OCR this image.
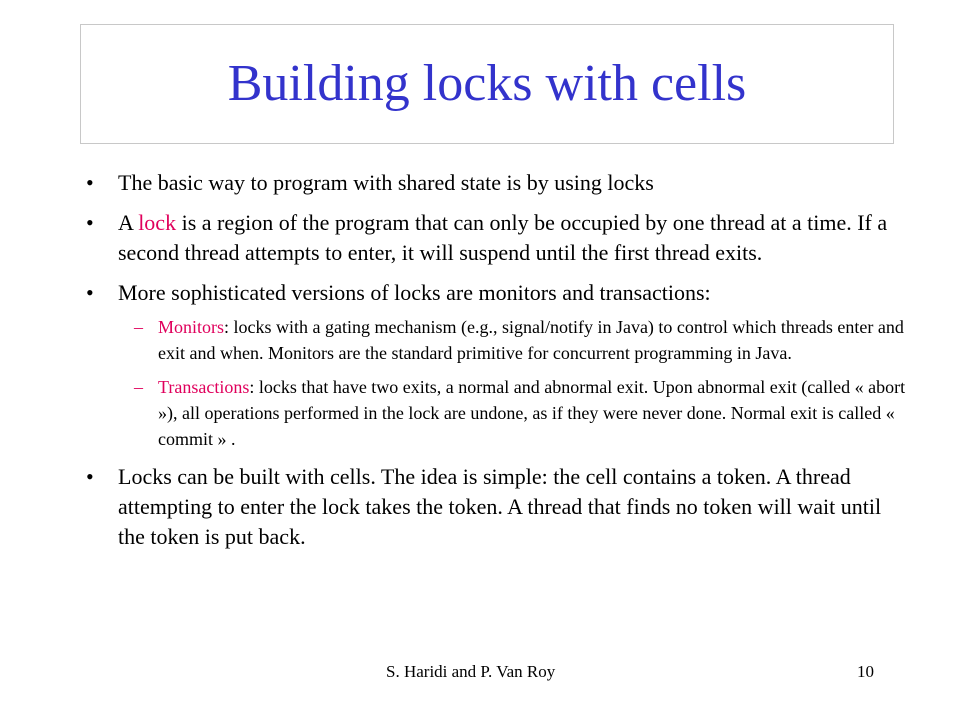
Building locks with cells

• The basic way to program with shared state is by using locks

• A lock is a region of the program that can only be occupied by one thread at a time. If a second thread attempts to enter, it will suspend until the first thread exits.

• More sophisticated versions of locks are monitors and transactions:

– Monitors: locks with a gating mechanism (e.g., signal/notify in Java) to control which threads enter and exit and when. Monitors are the standard primitive for concurrent programming in Java.

– Transactions: locks that have two exits, a normal and abnormal exit. Upon abnormal exit (called « abort »), all operations performed in the lock are undone, as if they were never done. Normal exit is called « commit » .

• Locks can be built with cells. The idea is simple: the cell contains a token. A thread attempting to enter the lock takes the token. A thread that finds no token will wait until the token is put back.

S. Haridi and P. Van Roy	10
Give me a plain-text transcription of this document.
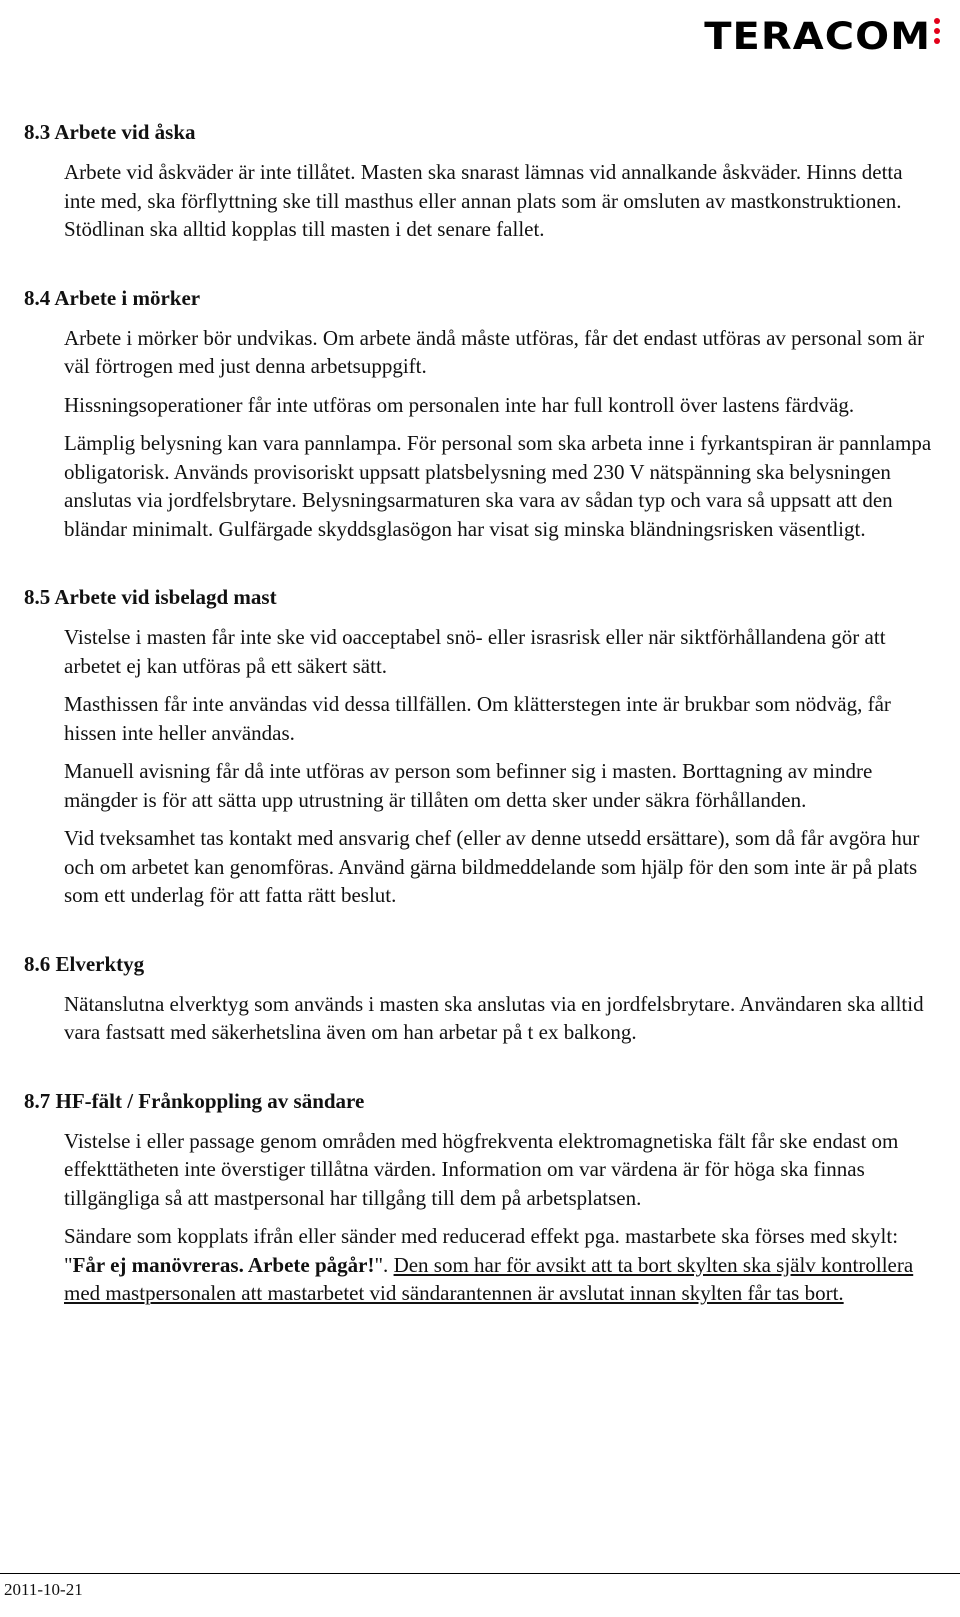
TERACOM
8.3 Arbete vid åska

Arbete vid åskväder är inte tillåtet. Masten ska snarast lämnas vid annalkande åskväder. Hinns detta inte med, ska förflyttning ske till masthus eller annan plats som är omsluten av mastkonstruktionen. Stödlinan ska alltid kopplas till masten i det senare fallet.

8.4 Arbete i mörker

Arbete i mörker bör undvikas. Om arbete ändå måste utföras, får det endast utföras av personal som är väl förtrogen med just denna arbetsuppgift.

Hissningsoperationer får inte utföras om personalen inte har full kontroll över lastens färdväg.

Lämplig belysning kan vara pannlampa. För personal som ska arbeta inne i fyrkantspiran är pannlampa obligatorisk. Används provisoriskt uppsatt platsbelysning med 230 V nätspänning ska belysningen anslutas via jordfelsbrytare. Belysningsarmaturen ska vara av sådan typ och vara så uppsatt att den bländar minimalt. Gulfärgade skyddsglasögon har visat sig minska bländningsrisken väsentligt.

8.5 Arbete vid isbelagd mast

Vistelse i masten får inte ske vid oacceptabel snö- eller israsrisk eller när siktförhållandena gör att arbetet ej kan utföras på ett säkert sätt.

Masthissen får inte användas vid dessa tillfällen. Om klätterstegen inte är brukbar som nödväg, får hissen inte heller användas.

Manuell avisning får då inte utföras av person som befinner sig i masten. Borttagning av mindre mängder is för att sätta upp utrustning är tillåten om detta sker under säkra förhållanden.

Vid tveksamhet tas kontakt med ansvarig chef (eller av denne utsedd ersättare), som då får avgöra hur och om arbetet kan genomföras. Använd gärna bildmeddelande som hjälp för den som inte är på plats som ett underlag för att fatta rätt beslut.

8.6 Elverktyg

Nätanslutna elverktyg som används i masten ska anslutas via en jordfelsbrytare. Användaren ska alltid vara fastsatt med säkerhetslina även om han arbetar på t ex balkong.

8.7 HF-fält / Frånkoppling av sändare

Vistelse i eller passage genom områden med högfrekventa elektromagnetiska fält får ske endast om effekttätheten inte överstiger tillåtna värden. Information om var värdena är för höga ska finnas tillgängliga så att mastpersonal har tillgång till dem på arbetsplatsen.

Sändare som kopplats ifrån eller sänder med reducerad effekt pga. mastarbete ska förses med skylt: "Får ej manövreras. Arbete pågår!". Den som har för avsikt att ta bort skylten ska själv kontrollera med mastpersonalen att mastarbetet vid sändarantennen är avslutat innan skylten får tas bort.

2011-10-21
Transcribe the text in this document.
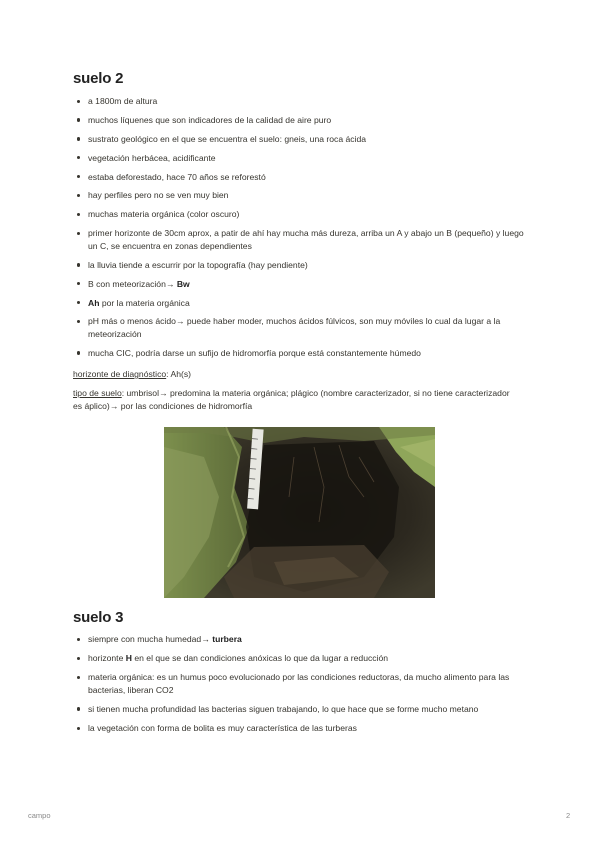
suelo 2
a 1800m de altura
muchos líquenes que son indicadores de la calidad de aire puro
sustrato geológico en el que se encuentra el suelo: gneis, una roca ácida
vegetación herbácea, acidificante
estaba deforestado, hace 70 años se reforestó
hay perfiles pero no se ven muy bien
muchas materia orgánica (color oscuro)
primer horizonte de 30cm aprox, a patir de ahí hay mucha más dureza, arriba un A y abajo un B (pequeño) y luego un C, se encuentra en zonas dependientes
la lluvia tiende a escurrir por la topografía (hay pendiente)
B con meteorización→ Bw
Ah por la materia orgánica
pH más o menos ácido→ puede haber moder, muchos ácidos fúlvicos, son muy móviles lo cual da lugar a la meteorización
mucha CIC, podría darse un sufijo de hidromorfía porque está constantemente húmedo
horizonte de diagnóstico: Ah(s)
tipo de suelo: umbrisol→ predomina la materia orgánica; plágico (nombre caracterizador, si no tiene caracterizador es áplico)→ por las condiciones de hidromorfía
suelo 3
siempre con mucha humedad→ turbera
horizonte H en el que se dan condiciones anóxicas lo que da lugar a reducción
materia orgánica: es un humus poco evolucionado por las condiciones reductoras, da mucho alimento para las bacterias, liberan CO2
si tienen mucha profundidad las bacterias siguen trabajando, lo que hace que se forme mucho metano
la vegetación con forma de bolita es muy característica de las turberas
campo	2
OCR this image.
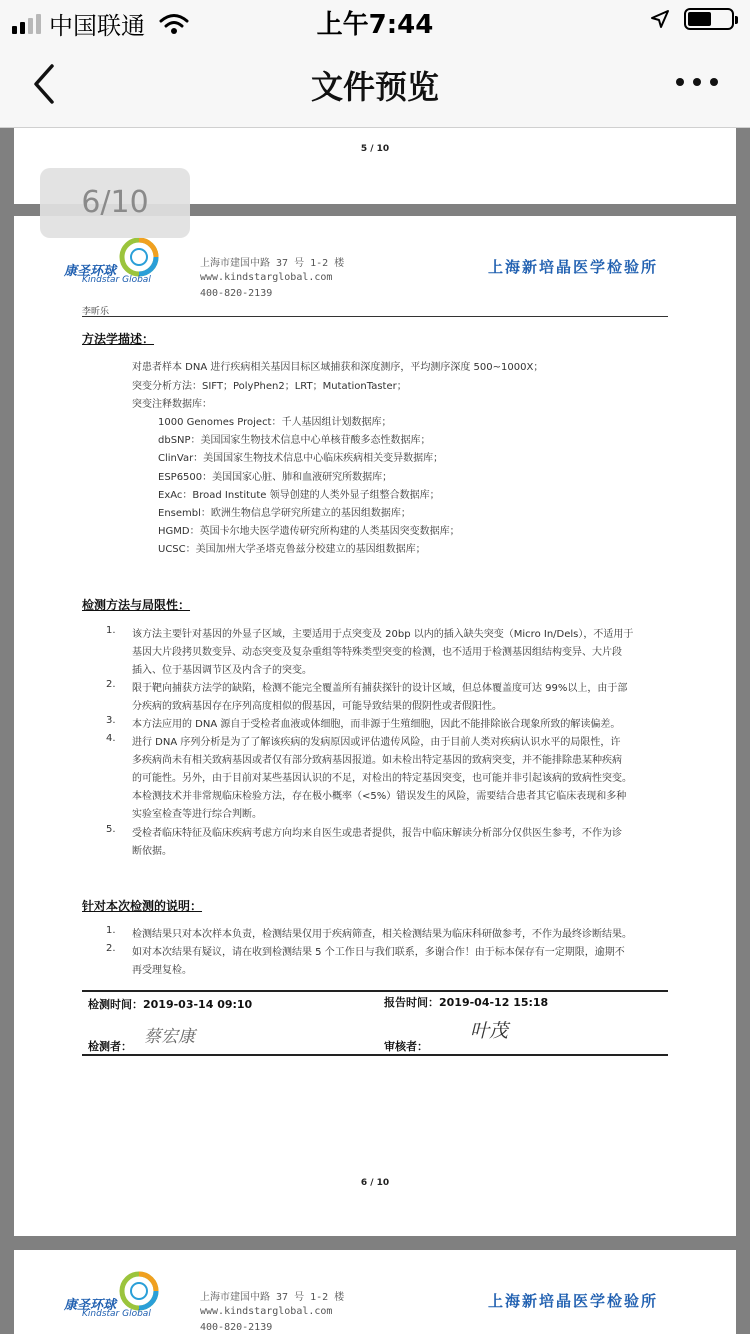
中国联通	上午7:44
文件预览
5 / 10
康圣环球
Kindstar Global
上海市建国中路 37 号 1-2 楼
www.kindstarglobal.com
400-820-2139
上海新培晶医学检验所
李昕乐
方法学描述：
对患者样本 DNA 进行疾病相关基因目标区域捕获和深度测序，平均测序深度 500~1000X；
突变分析方法：SIFT；PolyPhen2；LRT；MutationTaster；
突变注释数据库：
1000 Genomes Project：千人基因组计划数据库；
dbSNP：美国国家生物技术信息中心单核苷酸多态性数据库；
ClinVar：美国国家生物技术信息中心临床疾病相关变异数据库；
ESP6500：美国国家心脏、肺和血液研究所数据库；
ExAc：Broad Institute 领导创建的人类外显子组整合数据库；
Ensembl：欧洲生物信息学研究所建立的基因组数据库；
HGMD：英国卡尔地夫医学遗传研究所构建的人类基因突变数据库；
UCSC：美国加州大学圣塔克鲁兹分校建立的基因组数据库；
检测方法与局限性：
1. 该方法主要针对基因的外显子区域，主要适用于点突变及 20bp 以内的插入缺失突变（Micro In/Dels），不适用于
基因大片段拷贝数变异、动态突变及复杂重组等特殊类型突变的检测，也不适用于检测基因组结构变异、大片段
插入、位于基因调节区及内含子的突变。
2. 限于靶向捕获方法学的缺陷，检测不能完全覆盖所有捕获探针的设计区域，但总体覆盖度可达 99%以上，由于部
分疾病的致病基因存在序列高度相似的假基因，可能导致结果的假阴性或者假阳性。
3. 本方法应用的 DNA 源自于受检者血液或体细胞，而非源于生殖细胞，因此不能排除嵌合现象所致的解读偏差。
4. 进行 DNA 序列分析是为了了解该疾病的发病原因或评估遗传风险，由于目前人类对疾病认识水平的局限性，许
多疾病尚未有相关致病基因或者仅有部分致病基因报道。如未检出特定基因的致病突变，并不能排除患某种疾病
的可能性。另外，由于目前对某些基因认识的不足，对检出的特定基因突变，也可能并非引起该病的致病性突变。
本检测技术并非常规临床检验方法，存在极小概率（<5%）错误发生的风险，需要结合患者其它临床表现和多种
实验室检查等进行综合判断。
5. 受检者临床特征及临床疾病考虑方向均来自医生或患者提供，报告中临床解读分析部分仅供医生参考，不作为诊
断依据。
针对本次检测的说明：
1. 检测结果只对本次样本负责，检测结果仅用于疾病筛查，相关检测结果为临床科研做参考，不作为最终诊断结果。
2. 如对本次结果有疑议，请在收到检测结果 5 个工作日与我们联系，多谢合作！由于标本保存有一定期限，逾期不
再受理复检。
检测时间：2019-03-14 09:10	报告时间：2019-04-12 15:18
检测者： 蔡宏康	审核者：
叶茂
6 / 10
6/10
康圣环球
Kindstar Global
上海市建国中路 37 号 1-2 楼
www.kindstarglobal.com
400-820-2139
上海新培晶医学检验所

- **WORK TO BE COMPLETED**:
The required output is each line of the entries that contains the word "Vistelse".

- **ANSWER TO THE EXERCISE**:
Vistelse i masten får inte ske vid oacceptabel snö- eller israsrisk eller när siktförhållandena gör att arbetet ej kan utföras på ett säkert sätt.
Vistelse i eller passage genom områden med högfrekventa elektromagnetiska fält får ske endast om effekttätheten inte överstiger tillåtna värden. Information om var värdena är för höga ska finnas tillgängliga så att mastpersonal har tillgång till dem på arbetsplatsen.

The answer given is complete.